| Extracted records |

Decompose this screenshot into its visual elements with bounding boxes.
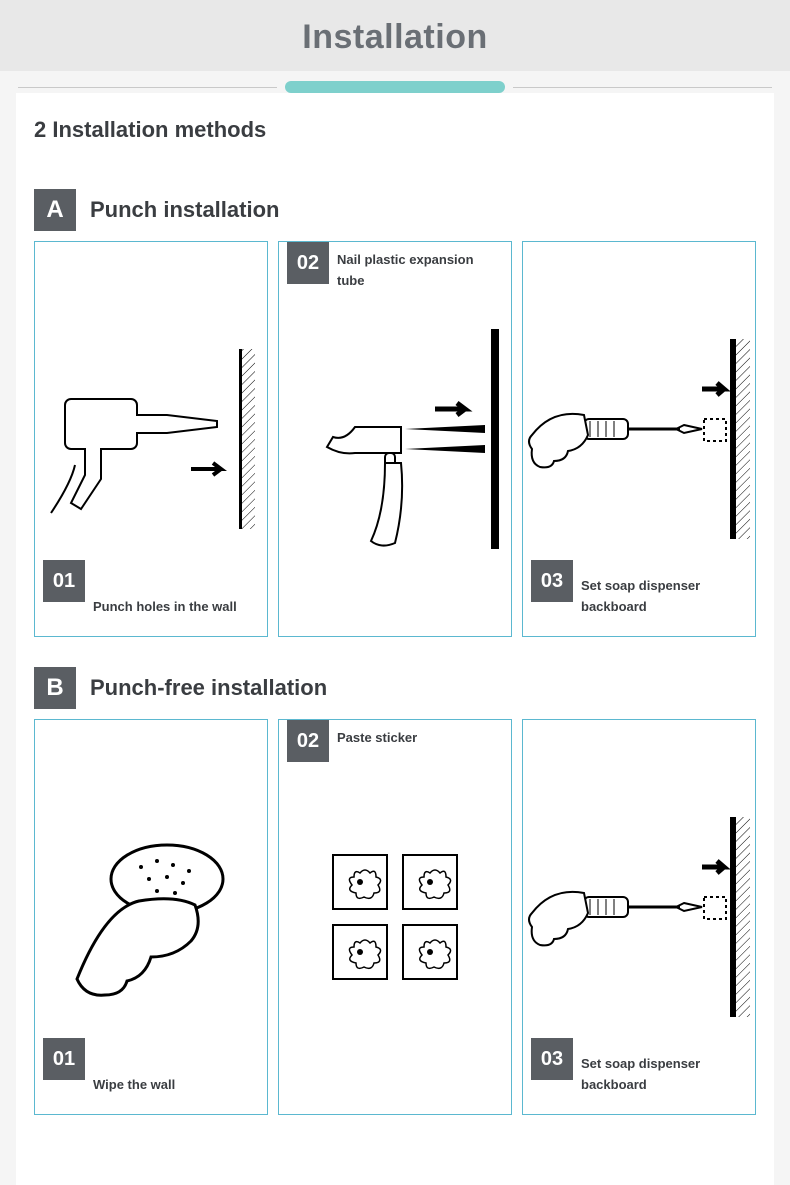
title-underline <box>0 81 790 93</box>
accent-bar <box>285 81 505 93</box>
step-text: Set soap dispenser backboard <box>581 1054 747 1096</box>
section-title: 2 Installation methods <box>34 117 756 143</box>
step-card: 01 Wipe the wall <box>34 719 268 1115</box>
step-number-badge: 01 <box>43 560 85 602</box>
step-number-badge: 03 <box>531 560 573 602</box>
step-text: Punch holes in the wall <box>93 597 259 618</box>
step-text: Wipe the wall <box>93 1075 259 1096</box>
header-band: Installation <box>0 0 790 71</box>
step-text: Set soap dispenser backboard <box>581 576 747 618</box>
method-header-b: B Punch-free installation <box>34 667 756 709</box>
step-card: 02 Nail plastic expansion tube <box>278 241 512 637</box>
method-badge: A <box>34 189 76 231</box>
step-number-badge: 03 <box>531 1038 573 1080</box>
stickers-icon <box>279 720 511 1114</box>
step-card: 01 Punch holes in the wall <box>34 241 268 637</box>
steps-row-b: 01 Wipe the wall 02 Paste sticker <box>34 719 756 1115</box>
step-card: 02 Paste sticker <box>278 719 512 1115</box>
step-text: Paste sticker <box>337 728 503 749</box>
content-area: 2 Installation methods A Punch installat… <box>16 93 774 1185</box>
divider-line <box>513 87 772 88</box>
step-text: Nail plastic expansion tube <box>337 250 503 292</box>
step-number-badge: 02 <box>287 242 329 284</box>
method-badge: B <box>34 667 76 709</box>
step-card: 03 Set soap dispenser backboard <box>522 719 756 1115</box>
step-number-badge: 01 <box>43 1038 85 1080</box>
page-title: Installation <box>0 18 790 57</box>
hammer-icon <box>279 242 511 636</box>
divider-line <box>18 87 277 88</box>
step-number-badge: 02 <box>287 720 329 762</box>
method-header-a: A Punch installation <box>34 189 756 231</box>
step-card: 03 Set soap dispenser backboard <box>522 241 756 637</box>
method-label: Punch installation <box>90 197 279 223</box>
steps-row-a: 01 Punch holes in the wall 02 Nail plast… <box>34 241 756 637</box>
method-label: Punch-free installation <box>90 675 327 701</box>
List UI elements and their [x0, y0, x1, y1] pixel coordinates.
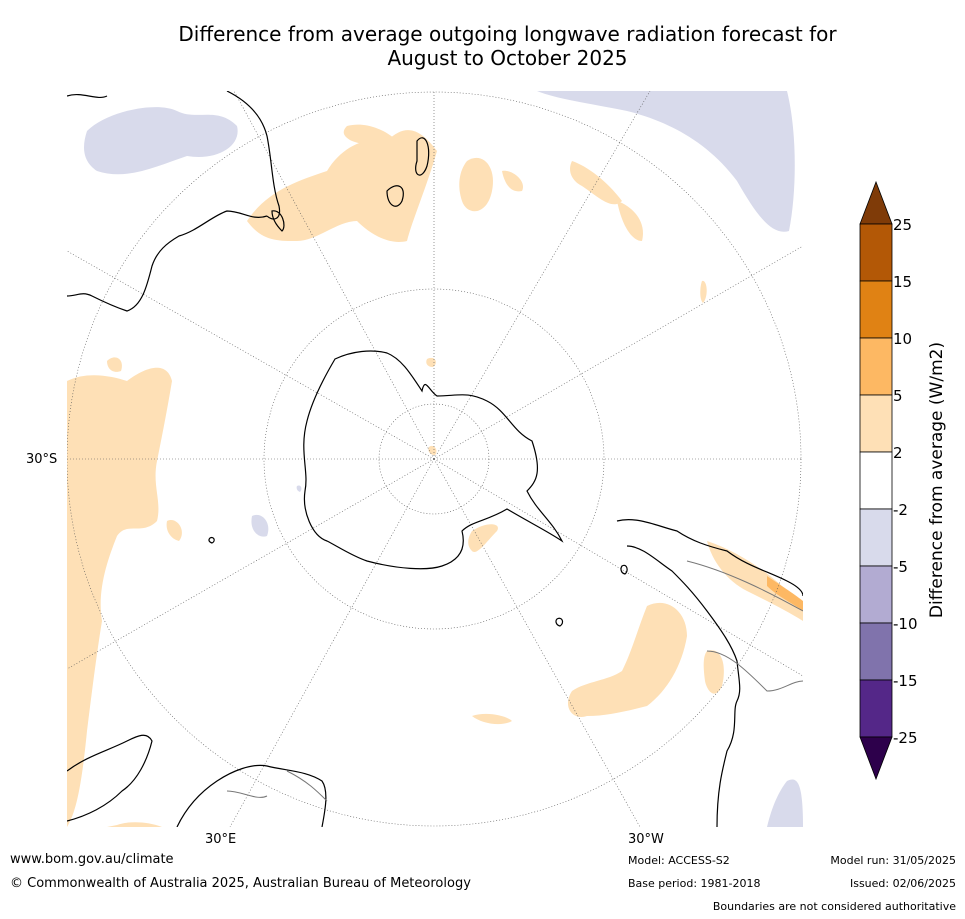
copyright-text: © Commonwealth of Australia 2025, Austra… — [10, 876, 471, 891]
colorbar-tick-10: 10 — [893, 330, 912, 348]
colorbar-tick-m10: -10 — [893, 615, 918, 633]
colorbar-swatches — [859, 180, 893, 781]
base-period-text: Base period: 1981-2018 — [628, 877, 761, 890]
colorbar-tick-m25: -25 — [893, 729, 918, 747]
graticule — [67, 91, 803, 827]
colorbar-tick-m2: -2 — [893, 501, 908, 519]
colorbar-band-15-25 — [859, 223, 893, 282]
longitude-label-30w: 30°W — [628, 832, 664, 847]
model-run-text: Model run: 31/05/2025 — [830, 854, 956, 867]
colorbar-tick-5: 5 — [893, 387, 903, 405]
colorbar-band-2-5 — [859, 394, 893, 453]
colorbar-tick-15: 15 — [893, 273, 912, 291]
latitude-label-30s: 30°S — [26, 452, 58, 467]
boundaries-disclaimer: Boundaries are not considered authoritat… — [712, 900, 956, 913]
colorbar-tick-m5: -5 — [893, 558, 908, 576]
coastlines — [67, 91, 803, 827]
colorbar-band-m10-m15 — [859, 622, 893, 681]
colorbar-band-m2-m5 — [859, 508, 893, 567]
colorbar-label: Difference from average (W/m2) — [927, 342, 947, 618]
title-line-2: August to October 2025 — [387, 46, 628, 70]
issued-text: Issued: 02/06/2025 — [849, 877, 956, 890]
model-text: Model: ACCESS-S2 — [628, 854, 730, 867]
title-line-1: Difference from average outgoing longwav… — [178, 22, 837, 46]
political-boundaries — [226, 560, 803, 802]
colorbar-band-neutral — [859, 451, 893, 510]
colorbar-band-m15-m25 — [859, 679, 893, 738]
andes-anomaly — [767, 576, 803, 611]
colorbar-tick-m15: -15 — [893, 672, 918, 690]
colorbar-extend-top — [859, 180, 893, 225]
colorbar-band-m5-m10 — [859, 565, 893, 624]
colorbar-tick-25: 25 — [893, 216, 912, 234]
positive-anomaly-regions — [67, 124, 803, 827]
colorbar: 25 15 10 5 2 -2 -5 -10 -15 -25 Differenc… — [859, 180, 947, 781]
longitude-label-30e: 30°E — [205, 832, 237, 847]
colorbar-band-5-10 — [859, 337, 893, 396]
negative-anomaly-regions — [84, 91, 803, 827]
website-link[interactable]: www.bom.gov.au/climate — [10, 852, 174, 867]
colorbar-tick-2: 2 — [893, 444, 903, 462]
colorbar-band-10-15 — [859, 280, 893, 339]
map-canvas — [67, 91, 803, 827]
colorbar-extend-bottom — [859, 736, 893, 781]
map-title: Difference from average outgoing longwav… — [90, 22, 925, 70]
...
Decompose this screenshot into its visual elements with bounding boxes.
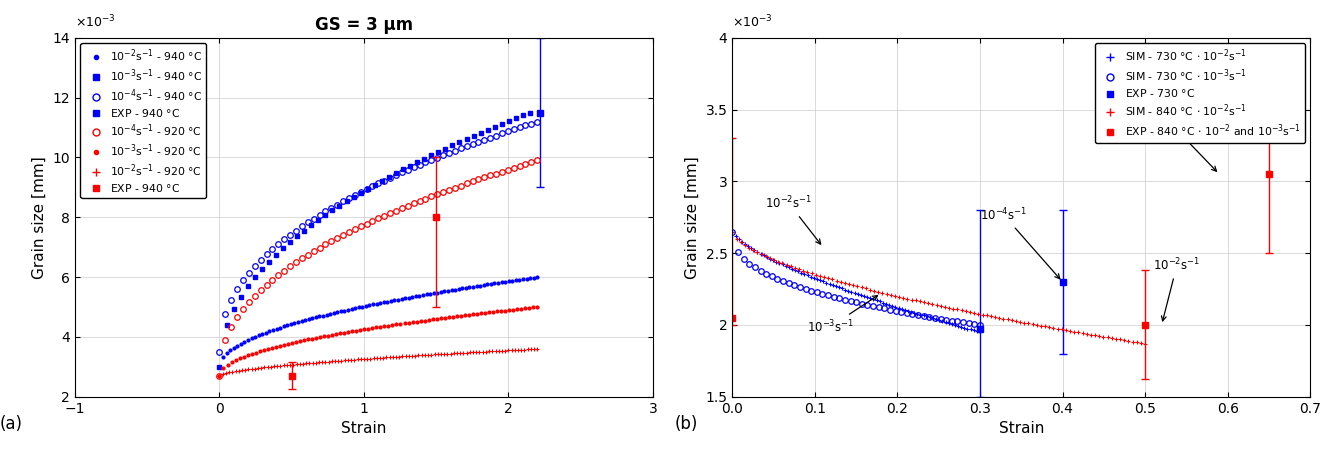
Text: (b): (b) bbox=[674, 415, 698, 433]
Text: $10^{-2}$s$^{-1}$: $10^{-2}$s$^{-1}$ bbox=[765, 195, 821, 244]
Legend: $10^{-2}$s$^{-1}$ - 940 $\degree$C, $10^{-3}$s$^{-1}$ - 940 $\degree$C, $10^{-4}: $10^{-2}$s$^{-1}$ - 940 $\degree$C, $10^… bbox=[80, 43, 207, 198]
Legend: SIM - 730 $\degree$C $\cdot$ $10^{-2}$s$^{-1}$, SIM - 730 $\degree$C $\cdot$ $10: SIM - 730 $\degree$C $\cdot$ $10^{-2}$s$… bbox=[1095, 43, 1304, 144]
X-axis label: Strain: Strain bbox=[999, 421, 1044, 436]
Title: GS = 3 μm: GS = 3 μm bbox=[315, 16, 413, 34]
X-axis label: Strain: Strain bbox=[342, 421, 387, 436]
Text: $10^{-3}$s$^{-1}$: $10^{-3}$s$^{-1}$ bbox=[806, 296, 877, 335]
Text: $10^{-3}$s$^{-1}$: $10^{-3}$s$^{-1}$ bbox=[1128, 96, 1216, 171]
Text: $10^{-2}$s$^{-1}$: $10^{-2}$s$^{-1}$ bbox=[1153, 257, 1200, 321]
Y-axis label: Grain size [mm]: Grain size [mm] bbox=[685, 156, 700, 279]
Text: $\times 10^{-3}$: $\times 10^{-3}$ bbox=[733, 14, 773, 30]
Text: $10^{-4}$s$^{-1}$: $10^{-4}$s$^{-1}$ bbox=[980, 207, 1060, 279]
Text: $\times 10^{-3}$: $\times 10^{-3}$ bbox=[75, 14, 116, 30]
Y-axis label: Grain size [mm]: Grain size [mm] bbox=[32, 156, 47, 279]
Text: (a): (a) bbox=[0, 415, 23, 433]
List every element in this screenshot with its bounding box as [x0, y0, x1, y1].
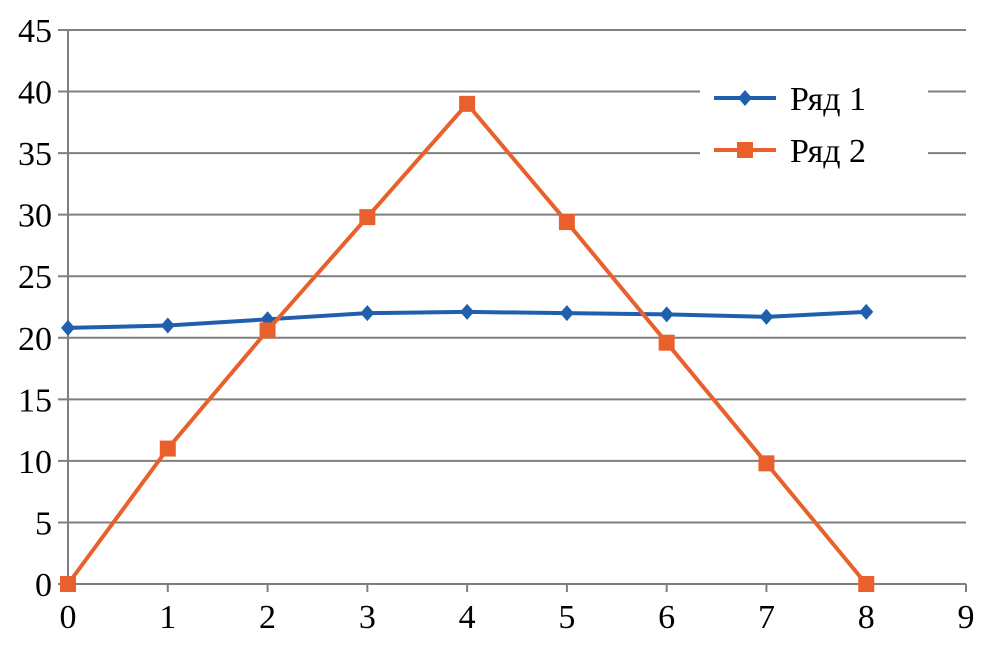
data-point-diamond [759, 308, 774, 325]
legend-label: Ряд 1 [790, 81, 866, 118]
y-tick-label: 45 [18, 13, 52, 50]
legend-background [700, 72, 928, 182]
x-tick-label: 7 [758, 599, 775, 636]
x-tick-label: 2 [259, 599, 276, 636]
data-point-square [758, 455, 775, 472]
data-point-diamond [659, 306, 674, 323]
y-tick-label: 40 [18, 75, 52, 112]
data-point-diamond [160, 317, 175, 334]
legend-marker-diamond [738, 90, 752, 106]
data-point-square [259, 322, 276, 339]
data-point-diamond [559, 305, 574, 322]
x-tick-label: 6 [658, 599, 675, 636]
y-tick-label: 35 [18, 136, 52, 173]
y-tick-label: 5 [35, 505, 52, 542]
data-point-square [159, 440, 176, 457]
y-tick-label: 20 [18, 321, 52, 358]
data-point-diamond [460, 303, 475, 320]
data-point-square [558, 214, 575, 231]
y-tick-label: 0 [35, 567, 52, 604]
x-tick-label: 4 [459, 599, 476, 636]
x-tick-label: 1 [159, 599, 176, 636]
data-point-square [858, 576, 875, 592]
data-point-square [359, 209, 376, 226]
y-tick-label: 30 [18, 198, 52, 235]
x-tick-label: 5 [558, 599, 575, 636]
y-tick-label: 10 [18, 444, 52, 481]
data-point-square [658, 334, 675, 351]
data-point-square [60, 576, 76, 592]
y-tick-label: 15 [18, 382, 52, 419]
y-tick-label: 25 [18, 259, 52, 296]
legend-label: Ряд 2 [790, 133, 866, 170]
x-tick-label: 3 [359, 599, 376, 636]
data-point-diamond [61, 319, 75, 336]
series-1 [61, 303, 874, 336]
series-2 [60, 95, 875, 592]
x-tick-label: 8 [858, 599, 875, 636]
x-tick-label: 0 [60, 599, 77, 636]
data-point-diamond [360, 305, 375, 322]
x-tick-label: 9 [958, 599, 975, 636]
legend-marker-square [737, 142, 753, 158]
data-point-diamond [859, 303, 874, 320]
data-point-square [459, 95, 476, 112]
--
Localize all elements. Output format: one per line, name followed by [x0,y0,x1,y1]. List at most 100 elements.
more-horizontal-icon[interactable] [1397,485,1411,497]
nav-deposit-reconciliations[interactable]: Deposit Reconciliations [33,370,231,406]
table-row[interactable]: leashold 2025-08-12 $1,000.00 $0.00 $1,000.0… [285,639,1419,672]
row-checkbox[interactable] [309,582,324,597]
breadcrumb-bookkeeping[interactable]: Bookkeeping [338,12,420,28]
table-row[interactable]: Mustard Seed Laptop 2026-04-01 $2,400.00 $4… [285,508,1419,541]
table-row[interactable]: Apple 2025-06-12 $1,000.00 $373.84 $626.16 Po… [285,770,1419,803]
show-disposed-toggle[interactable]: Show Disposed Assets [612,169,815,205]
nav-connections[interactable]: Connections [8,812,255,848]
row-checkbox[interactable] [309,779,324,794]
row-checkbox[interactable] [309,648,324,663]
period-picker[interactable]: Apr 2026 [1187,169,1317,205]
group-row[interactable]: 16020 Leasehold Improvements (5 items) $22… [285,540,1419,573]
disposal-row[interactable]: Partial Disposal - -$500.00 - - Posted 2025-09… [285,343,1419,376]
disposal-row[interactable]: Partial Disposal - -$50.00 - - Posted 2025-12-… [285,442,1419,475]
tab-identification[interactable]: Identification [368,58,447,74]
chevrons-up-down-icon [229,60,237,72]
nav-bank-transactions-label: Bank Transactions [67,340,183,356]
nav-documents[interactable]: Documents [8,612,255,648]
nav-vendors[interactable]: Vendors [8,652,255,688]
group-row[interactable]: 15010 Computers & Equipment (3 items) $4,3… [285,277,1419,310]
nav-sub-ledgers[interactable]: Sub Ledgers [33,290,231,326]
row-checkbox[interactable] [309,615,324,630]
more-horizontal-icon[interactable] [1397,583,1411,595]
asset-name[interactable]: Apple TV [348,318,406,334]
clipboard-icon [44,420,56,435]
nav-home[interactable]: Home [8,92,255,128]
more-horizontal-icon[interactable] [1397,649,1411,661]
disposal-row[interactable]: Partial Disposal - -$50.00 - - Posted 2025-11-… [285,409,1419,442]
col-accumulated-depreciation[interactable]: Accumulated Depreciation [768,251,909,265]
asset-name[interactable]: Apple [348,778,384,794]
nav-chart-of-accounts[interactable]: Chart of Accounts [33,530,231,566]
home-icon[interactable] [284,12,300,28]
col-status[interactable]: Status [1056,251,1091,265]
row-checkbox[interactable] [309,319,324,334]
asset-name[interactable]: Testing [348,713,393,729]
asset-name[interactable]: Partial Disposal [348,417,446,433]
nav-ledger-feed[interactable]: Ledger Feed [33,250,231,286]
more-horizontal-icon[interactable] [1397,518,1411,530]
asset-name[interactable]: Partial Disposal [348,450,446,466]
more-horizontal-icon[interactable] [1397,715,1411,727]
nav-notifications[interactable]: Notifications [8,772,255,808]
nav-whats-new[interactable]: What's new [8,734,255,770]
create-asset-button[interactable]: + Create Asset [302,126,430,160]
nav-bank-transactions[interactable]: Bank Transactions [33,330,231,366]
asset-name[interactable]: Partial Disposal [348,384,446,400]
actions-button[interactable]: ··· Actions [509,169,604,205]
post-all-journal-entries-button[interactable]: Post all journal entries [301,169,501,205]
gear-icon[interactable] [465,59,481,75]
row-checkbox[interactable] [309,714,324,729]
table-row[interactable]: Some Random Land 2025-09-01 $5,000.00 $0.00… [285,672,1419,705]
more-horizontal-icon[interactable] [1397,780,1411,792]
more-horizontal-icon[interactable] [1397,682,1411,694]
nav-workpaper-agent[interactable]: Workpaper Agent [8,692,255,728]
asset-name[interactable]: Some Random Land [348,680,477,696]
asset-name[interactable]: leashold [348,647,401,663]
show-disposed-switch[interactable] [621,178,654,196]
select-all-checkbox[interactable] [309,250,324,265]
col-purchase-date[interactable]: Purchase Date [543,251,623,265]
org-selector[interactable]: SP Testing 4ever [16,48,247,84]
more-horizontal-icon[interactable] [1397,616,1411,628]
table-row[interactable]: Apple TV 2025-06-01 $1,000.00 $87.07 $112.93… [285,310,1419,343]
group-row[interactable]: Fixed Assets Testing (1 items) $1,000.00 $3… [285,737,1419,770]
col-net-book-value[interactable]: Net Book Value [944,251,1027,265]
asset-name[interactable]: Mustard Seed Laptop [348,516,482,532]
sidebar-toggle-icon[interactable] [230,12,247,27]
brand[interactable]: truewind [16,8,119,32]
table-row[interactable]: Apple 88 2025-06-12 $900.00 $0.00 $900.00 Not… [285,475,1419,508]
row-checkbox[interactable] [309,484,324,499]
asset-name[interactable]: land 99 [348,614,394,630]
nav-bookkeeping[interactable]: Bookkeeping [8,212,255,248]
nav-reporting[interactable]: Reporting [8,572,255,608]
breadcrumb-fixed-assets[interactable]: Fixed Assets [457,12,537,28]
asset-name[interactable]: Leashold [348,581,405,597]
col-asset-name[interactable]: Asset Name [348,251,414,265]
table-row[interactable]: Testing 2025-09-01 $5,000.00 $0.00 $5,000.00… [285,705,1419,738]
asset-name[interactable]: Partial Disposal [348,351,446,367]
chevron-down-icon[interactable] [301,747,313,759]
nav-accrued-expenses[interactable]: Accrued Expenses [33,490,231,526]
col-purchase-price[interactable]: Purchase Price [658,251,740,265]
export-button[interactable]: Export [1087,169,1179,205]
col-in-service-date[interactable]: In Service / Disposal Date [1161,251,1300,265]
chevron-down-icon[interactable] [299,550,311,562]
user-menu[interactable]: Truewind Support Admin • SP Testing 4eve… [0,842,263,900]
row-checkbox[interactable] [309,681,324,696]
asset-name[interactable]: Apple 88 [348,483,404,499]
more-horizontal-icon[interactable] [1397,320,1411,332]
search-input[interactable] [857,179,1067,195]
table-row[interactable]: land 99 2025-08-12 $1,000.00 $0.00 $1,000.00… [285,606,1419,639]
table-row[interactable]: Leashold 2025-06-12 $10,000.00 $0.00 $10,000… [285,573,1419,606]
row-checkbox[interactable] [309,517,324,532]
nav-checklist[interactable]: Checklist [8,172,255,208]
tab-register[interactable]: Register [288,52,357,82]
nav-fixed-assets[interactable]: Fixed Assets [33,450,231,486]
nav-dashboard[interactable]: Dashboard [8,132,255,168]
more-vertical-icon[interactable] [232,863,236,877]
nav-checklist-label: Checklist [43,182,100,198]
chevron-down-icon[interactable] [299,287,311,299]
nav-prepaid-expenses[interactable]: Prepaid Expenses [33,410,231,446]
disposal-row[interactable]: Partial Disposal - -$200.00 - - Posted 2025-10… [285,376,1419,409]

| Task directions |
Lay out the rows below as a numbered list, starting at the row that contains "copyright-text: © Commonwealth" and stopping after the row that contains "latitude-label-30s: 30°S — [26, 452, 58, 467]", and omit any blank lines.

| Task output |
1. copyright-text: © Commonwealth of Australia 2025, Austra… — [10, 876, 471, 891]
2. colorbar-tick-10: 10 — [893, 330, 912, 348]
3. colorbar-tick-m10: -10 — [893, 615, 918, 633]
4. colorbar-swatches — [859, 180, 893, 781]
5. base-period-text: Base period: 1981-2018 — [628, 877, 761, 890]
6. colorbar-tick-m25: -25 — [893, 729, 918, 747]
7. graticule — [67, 91, 803, 827]
8. colorbar-tick-m2: -2 — [893, 501, 908, 519]
9. colorbar-band-15-25 — [859, 223, 893, 282]
10. longitude-label-30w: 30°W — [628, 832, 664, 847]
11. model-run-text: Model run: 31/05/2025 — [830, 854, 956, 867]
12. colorbar-tick-5: 5 — [893, 387, 903, 405]
13. colorbar-band-2-5 — [859, 394, 893, 453]
14. colorbar-tick-15: 15 — [893, 273, 912, 291]
15. latitude-label-30s: 30°S — [26, 452, 58, 467]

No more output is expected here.